■ Do this ■
Can you reproduce every one of the rows below character for character, leaving the pictures out of your answer?

··· Extracted records ···

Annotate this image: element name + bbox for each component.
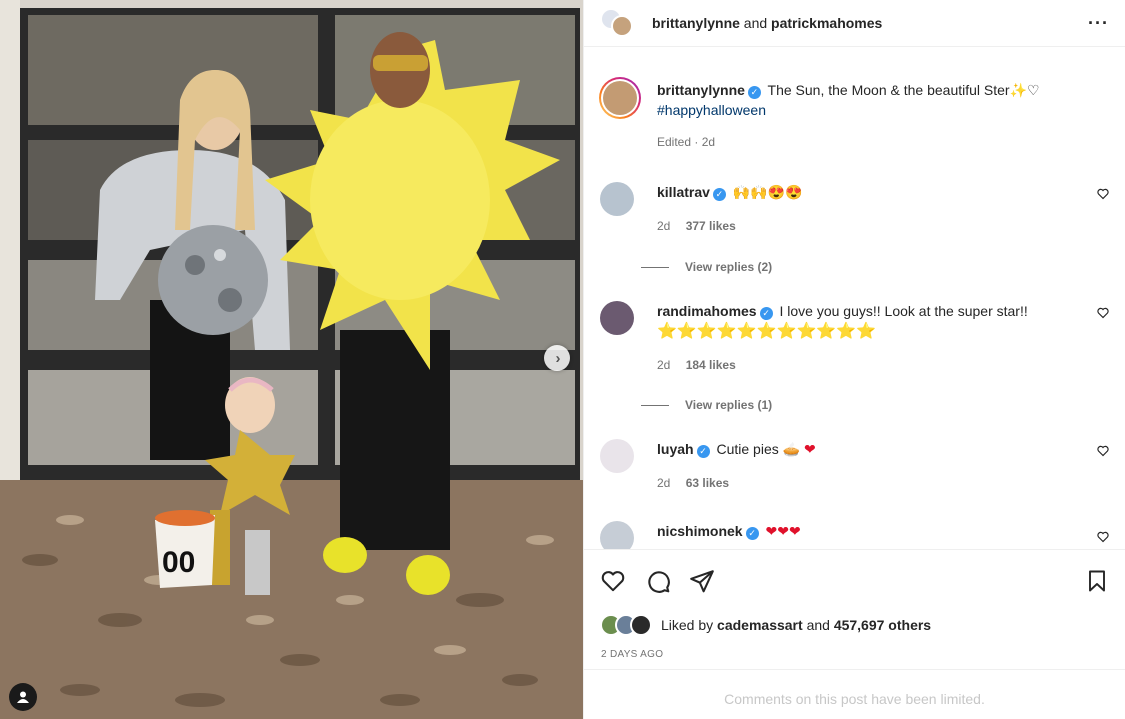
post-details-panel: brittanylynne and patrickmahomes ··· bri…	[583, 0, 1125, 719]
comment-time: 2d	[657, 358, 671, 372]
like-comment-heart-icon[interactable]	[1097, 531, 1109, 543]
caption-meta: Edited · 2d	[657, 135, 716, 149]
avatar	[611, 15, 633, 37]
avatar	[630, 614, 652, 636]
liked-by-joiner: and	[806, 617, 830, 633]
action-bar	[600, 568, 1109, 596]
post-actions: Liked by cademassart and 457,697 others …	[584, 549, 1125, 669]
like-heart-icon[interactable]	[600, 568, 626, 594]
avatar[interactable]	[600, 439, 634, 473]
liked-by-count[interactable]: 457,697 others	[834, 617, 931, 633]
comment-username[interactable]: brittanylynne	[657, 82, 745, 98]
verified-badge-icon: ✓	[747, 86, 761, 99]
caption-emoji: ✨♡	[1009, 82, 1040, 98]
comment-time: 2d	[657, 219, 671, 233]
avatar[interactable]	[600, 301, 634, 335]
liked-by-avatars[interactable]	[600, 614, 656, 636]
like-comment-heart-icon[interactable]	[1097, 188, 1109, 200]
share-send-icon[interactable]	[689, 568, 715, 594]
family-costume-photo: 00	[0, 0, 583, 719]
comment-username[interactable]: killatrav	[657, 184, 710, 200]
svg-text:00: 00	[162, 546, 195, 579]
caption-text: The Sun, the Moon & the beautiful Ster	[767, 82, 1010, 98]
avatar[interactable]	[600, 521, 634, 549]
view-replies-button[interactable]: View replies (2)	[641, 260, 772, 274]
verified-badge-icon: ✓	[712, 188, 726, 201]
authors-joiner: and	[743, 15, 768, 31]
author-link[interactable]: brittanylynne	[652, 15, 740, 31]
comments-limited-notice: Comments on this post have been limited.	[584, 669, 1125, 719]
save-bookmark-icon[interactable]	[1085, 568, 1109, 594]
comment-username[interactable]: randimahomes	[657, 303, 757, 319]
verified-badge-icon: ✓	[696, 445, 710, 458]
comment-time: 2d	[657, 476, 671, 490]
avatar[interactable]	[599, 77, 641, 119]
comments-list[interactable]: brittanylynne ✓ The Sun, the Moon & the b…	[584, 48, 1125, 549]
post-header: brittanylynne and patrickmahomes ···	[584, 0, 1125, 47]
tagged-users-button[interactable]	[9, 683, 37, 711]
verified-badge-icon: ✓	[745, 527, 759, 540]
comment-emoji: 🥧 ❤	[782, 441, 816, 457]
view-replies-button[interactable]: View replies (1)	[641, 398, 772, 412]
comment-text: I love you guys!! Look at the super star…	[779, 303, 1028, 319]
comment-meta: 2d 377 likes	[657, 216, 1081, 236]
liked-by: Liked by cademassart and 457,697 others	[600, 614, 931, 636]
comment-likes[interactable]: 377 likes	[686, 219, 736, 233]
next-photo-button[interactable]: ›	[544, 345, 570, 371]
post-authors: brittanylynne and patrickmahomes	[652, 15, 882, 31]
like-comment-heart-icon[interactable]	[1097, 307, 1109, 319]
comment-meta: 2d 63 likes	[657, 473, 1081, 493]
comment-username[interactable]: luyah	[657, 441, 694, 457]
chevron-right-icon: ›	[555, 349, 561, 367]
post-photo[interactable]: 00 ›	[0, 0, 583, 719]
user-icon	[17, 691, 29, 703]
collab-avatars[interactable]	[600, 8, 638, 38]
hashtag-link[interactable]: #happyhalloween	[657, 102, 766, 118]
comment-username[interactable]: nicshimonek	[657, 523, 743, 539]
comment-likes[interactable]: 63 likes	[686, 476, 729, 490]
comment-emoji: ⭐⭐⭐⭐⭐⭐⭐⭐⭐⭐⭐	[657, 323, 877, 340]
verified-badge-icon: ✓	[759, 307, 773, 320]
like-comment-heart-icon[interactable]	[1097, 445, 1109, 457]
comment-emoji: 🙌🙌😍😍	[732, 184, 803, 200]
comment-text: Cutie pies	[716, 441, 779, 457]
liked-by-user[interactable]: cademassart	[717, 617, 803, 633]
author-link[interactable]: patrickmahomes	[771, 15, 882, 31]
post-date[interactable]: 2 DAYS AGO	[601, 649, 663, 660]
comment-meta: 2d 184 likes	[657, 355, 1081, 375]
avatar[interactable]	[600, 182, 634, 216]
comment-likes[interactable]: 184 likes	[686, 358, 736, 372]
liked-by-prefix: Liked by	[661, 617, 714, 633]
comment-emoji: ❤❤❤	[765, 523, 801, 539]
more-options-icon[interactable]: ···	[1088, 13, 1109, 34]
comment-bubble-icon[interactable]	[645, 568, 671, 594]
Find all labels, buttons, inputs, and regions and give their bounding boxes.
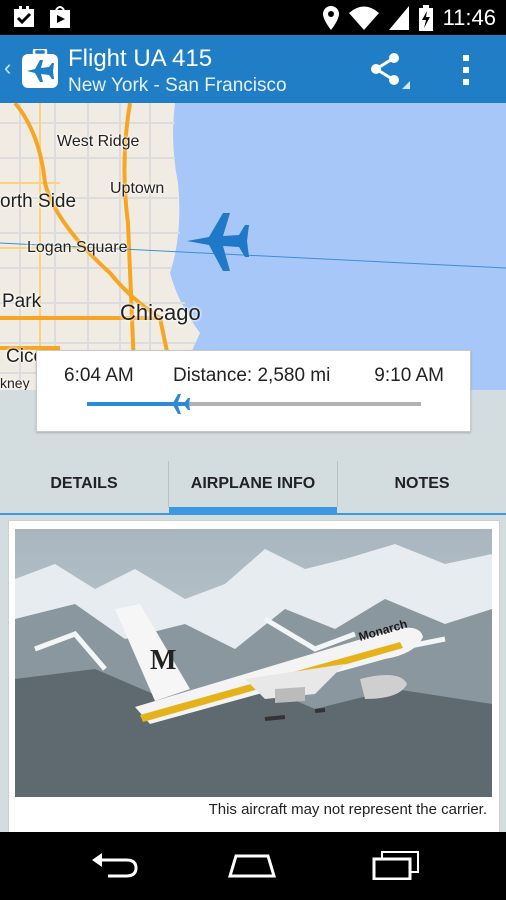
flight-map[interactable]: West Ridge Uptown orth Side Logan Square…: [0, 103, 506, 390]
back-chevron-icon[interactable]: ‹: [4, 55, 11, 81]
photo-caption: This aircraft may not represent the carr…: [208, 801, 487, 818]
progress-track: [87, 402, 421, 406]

···

■ Answer to the exercise ■
Annotate this image: element name + bbox for each component.
post-details-panel: brittanylynne and patrickmahomes ··· bri…	[583, 0, 1125, 719]
comment-time: 2d	[657, 358, 671, 372]
like-comment-heart-icon[interactable]	[1097, 531, 1109, 543]
caption-meta: Edited · 2d	[657, 135, 716, 149]
avatar	[611, 15, 633, 37]
avatar	[630, 614, 652, 636]
liked-by-joiner: and	[806, 617, 830, 633]
action-bar	[600, 568, 1109, 596]
post-actions: Liked by cademassart and 457,697 others …	[584, 549, 1125, 669]
like-heart-icon[interactable]	[600, 568, 626, 594]
avatar[interactable]	[600, 439, 634, 473]
liked-by-count[interactable]: 457,697 others	[834, 617, 931, 633]
comment-username[interactable]: brittanylynne	[657, 82, 745, 98]
verified-badge-icon: ✓	[747, 86, 761, 99]
caption-emoji: ✨♡	[1009, 82, 1040, 98]
comment-time: 2d	[657, 219, 671, 233]
avatar[interactable]	[600, 301, 634, 335]
liked-by-avatars[interactable]	[600, 614, 656, 636]
like-comment-heart-icon[interactable]	[1097, 188, 1109, 200]
share-send-icon[interactable]	[689, 568, 715, 594]
family-costume-photo: 00	[0, 0, 583, 719]
comment-username[interactable]: killatrav	[657, 184, 710, 200]
svg-text:00: 00	[162, 546, 195, 579]
caption-text: The Sun, the Moon & the beautiful Ster	[767, 82, 1010, 98]
avatar[interactable]	[600, 521, 634, 549]
view-replies-button[interactable]: View replies (2)	[641, 260, 772, 274]
verified-badge-icon: ✓	[712, 188, 726, 201]
authors-joiner: and	[743, 15, 768, 31]
author-link[interactable]: brittanylynne	[652, 15, 740, 31]
comments-limited-notice: Comments on this post have been limited.	[584, 669, 1125, 719]
save-bookmark-icon[interactable]	[1085, 568, 1109, 594]
comment-username[interactable]: randimahomes	[657, 303, 757, 319]
verified-badge-icon: ✓	[696, 445, 710, 458]
comment-time: 2d	[657, 476, 671, 490]
avatar[interactable]	[599, 77, 641, 119]
comments-list[interactable]: brittanylynne ✓ The Sun, the Moon & the b…	[584, 48, 1125, 549]
post-header: brittanylynne and patrickmahomes ···	[584, 0, 1125, 47]
tagged-users-button[interactable]	[9, 683, 37, 711]
verified-badge-icon: ✓	[745, 527, 759, 540]
comment-emoji: 🥧 ❤	[782, 441, 816, 457]
view-replies-button[interactable]: View replies (1)	[641, 398, 772, 412]
comment-text: I love you guys!! Look at the super star…	[779, 303, 1028, 319]
comment-meta: 2d 377 likes	[657, 216, 1081, 236]
liked-by: Liked by cademassart and 457,697 others	[600, 614, 931, 636]
comment-likes[interactable]: 377 likes	[686, 219, 736, 233]
next-photo-button[interactable]: ›	[544, 345, 570, 371]
post-authors: brittanylynne and patrickmahomes	[652, 15, 882, 31]
like-comment-heart-icon[interactable]	[1097, 307, 1109, 319]
comment-meta: 2d 63 likes	[657, 473, 1081, 493]
comment-username[interactable]: luyah	[657, 441, 694, 457]
chevron-right-icon: ›	[555, 349, 561, 367]
post-photo[interactable]: 00 ›	[0, 0, 583, 719]
user-icon	[17, 691, 29, 703]
collab-avatars[interactable]	[600, 8, 638, 38]
hashtag-link[interactable]: #happyhalloween	[657, 102, 766, 118]
comment-username[interactable]: nicshimonek	[657, 523, 743, 539]
comment-likes[interactable]: 63 likes	[686, 476, 729, 490]
comment-emoji: ⭐⭐⭐⭐⭐⭐⭐⭐⭐⭐⭐	[657, 323, 877, 340]
verified-badge-icon: ✓	[759, 307, 773, 320]
like-comment-heart-icon[interactable]	[1097, 445, 1109, 457]
comment-emoji: 🙌🙌😍😍	[732, 184, 803, 200]
comment-text: Cutie pies	[716, 441, 779, 457]
liked-by-user[interactable]: cademassart	[717, 617, 803, 633]
author-link[interactable]: patrickmahomes	[771, 15, 882, 31]
post-date[interactable]: 2 DAYS AGO	[601, 649, 663, 660]
comment-meta: 2d 184 likes	[657, 355, 1081, 375]
avatar[interactable]	[600, 182, 634, 216]
comment-likes[interactable]: 184 likes	[686, 358, 736, 372]
liked-by-prefix: Liked by	[661, 617, 714, 633]
comment-emoji: ❤❤❤	[765, 523, 801, 539]
more-options-icon[interactable]: ···	[1088, 13, 1109, 34]
comment-bubble-icon[interactable]	[645, 568, 671, 594]
Find all labels, buttons, inputs, and regions and give their bounding boxes.
flight-map[interactable]: West Ridge Uptown orth Side Logan Square…: [0, 103, 506, 390]
back-chevron-icon[interactable]: ‹: [4, 55, 11, 81]
photo-caption: This aircraft may not represent the carr…: [208, 801, 487, 818]
progress-track: [87, 402, 421, 406]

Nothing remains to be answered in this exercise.